(ROWS)

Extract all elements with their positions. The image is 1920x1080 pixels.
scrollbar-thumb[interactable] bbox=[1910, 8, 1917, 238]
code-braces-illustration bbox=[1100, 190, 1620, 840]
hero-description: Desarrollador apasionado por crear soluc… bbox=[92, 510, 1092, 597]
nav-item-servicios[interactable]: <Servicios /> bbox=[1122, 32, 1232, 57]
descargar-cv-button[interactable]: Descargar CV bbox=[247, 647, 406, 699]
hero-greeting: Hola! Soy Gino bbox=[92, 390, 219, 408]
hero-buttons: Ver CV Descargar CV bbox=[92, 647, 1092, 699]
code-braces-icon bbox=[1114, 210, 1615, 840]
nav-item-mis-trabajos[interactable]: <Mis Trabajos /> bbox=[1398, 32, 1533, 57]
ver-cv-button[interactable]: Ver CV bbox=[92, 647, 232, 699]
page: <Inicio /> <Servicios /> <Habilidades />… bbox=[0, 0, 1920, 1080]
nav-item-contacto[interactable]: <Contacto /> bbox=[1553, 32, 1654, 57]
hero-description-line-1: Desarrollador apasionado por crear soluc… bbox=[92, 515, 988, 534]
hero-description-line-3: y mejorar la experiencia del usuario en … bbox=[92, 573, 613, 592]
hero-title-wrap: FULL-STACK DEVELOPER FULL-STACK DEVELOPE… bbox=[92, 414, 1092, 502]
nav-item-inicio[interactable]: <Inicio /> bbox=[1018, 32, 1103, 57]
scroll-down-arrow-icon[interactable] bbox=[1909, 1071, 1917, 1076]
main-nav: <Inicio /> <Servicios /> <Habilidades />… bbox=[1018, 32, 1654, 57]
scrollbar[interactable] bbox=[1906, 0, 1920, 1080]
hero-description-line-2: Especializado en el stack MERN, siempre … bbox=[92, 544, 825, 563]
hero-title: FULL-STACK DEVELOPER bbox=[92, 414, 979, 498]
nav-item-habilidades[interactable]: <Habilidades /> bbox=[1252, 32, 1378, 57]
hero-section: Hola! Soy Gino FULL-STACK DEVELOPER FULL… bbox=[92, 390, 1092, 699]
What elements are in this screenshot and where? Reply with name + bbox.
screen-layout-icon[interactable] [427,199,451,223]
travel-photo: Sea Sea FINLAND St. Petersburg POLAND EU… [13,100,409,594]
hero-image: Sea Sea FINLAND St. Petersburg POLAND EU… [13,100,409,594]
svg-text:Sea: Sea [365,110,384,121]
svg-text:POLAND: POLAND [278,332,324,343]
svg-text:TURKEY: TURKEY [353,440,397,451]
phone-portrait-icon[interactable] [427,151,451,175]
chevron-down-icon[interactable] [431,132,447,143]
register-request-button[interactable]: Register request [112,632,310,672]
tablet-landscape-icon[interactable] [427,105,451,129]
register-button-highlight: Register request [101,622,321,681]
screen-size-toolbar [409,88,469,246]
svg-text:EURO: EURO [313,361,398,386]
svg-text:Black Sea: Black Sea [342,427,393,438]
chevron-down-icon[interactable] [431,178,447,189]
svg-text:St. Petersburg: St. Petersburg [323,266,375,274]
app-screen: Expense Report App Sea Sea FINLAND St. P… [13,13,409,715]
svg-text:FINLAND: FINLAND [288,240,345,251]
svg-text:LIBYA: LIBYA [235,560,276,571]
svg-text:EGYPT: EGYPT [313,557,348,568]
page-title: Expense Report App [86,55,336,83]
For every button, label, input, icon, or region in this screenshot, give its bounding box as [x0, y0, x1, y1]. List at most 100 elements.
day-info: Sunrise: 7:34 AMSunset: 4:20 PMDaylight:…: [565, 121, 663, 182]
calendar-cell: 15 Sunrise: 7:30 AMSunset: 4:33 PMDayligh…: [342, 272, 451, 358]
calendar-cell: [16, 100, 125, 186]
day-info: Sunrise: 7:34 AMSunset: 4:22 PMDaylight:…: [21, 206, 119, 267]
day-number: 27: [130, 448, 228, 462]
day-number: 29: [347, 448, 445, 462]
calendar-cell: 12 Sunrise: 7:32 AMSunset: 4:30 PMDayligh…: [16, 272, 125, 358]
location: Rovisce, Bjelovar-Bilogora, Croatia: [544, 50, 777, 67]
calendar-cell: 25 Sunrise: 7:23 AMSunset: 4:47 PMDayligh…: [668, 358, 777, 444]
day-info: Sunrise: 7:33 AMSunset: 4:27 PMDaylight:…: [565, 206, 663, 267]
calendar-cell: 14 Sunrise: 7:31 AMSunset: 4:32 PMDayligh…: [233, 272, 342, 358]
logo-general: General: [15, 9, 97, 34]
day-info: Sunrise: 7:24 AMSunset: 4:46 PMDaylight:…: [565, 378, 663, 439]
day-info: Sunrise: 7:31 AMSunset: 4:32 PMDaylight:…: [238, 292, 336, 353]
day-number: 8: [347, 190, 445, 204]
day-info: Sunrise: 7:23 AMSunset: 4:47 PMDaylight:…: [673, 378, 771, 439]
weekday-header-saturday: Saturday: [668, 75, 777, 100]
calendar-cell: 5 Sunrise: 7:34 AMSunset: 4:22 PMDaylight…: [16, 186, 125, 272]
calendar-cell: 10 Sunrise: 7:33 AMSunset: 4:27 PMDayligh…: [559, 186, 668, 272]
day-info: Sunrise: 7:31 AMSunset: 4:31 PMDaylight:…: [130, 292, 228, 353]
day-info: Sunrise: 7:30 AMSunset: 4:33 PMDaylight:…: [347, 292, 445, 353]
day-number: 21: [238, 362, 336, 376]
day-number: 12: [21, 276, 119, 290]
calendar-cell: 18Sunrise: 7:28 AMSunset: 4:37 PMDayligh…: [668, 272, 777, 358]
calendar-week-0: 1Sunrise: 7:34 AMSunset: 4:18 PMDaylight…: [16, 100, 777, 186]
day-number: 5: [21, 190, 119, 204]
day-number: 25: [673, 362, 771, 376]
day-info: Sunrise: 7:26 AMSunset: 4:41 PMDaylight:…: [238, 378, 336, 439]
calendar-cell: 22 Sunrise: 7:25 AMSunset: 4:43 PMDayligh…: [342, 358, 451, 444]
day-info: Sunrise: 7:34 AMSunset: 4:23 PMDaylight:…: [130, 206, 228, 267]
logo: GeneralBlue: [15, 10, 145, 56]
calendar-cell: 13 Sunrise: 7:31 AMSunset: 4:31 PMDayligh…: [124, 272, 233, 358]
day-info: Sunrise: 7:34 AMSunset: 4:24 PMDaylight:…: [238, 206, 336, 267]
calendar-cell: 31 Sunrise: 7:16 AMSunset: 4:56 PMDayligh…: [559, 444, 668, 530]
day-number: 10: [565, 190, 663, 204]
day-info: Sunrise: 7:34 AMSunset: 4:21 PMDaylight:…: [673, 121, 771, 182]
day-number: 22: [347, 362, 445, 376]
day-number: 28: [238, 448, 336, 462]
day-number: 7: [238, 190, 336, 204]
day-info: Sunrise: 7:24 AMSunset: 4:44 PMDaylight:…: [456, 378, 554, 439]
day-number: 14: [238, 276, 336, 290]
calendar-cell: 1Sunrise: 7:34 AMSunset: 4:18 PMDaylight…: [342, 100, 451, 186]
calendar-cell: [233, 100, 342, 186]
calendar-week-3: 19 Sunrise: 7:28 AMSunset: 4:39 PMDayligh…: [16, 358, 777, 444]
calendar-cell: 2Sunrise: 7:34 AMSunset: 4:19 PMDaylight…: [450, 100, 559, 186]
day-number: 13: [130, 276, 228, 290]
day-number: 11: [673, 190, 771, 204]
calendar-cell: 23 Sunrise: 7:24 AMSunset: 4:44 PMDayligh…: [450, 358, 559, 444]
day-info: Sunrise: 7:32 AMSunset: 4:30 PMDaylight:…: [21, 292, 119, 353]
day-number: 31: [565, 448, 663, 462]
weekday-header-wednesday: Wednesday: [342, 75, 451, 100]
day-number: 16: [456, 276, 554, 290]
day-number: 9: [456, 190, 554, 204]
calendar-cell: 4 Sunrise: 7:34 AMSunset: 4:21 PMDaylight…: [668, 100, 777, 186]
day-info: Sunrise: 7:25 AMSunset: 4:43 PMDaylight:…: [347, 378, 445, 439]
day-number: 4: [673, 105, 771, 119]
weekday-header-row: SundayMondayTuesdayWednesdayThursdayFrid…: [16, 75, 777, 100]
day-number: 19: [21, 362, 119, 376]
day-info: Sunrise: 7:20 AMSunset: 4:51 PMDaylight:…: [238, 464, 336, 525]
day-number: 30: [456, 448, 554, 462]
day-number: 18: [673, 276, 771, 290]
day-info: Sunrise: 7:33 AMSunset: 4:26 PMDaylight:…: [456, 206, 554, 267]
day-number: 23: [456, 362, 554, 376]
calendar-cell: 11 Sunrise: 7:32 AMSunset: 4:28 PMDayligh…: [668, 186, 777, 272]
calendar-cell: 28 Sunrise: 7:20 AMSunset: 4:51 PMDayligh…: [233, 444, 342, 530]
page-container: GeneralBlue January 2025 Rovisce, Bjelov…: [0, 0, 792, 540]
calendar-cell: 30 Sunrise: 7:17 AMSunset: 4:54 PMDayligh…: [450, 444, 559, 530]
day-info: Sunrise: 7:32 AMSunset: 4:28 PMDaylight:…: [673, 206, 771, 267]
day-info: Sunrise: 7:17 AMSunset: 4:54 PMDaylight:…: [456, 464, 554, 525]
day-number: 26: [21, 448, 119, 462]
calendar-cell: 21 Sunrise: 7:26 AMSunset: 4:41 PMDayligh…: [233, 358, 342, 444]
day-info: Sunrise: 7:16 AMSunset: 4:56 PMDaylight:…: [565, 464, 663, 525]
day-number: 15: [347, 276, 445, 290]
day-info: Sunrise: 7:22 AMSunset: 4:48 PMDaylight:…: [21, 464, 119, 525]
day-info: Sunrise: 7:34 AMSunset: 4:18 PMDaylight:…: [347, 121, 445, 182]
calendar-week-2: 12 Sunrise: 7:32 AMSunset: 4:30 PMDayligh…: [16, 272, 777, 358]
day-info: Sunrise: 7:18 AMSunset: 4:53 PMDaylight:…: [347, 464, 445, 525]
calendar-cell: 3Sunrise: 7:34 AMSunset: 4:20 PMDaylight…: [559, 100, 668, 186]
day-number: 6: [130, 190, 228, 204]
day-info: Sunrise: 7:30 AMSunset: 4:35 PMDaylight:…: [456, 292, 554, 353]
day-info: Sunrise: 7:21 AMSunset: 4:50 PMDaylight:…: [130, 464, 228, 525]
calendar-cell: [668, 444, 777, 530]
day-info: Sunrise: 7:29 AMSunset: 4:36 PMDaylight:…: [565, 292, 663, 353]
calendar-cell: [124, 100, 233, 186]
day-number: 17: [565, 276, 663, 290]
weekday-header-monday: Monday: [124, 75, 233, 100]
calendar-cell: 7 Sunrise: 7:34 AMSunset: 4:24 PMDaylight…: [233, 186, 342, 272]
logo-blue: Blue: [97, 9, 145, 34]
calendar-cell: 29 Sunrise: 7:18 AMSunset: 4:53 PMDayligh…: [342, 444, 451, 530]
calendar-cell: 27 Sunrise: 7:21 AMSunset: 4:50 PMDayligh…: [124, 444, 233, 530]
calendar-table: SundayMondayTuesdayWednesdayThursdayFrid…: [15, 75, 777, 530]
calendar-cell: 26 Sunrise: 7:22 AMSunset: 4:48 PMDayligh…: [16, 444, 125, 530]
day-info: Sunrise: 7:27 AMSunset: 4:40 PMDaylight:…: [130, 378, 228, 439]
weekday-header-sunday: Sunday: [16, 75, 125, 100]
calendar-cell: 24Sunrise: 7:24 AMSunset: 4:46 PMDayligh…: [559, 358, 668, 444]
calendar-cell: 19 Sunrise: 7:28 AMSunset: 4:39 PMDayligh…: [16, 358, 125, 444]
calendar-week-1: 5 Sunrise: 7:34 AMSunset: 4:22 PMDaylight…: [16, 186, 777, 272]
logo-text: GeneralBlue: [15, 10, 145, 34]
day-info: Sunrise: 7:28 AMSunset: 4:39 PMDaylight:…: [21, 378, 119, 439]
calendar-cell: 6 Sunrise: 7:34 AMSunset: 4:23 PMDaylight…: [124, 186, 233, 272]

(PROBLEM DESCRIPTION) Copy the material verbatim from its first line up to and including the line that contains "hero-description: Desarrollador apasionado".

(SOLUTION)
Extract all elements with their positions. The image is 1920x1080 pixels.
scrollbar-thumb[interactable] bbox=[1910, 8, 1917, 238]
code-braces-illustration bbox=[1100, 190, 1620, 840]
hero-description: Desarrollador apasionado por crear soluc… bbox=[92, 510, 1092, 597]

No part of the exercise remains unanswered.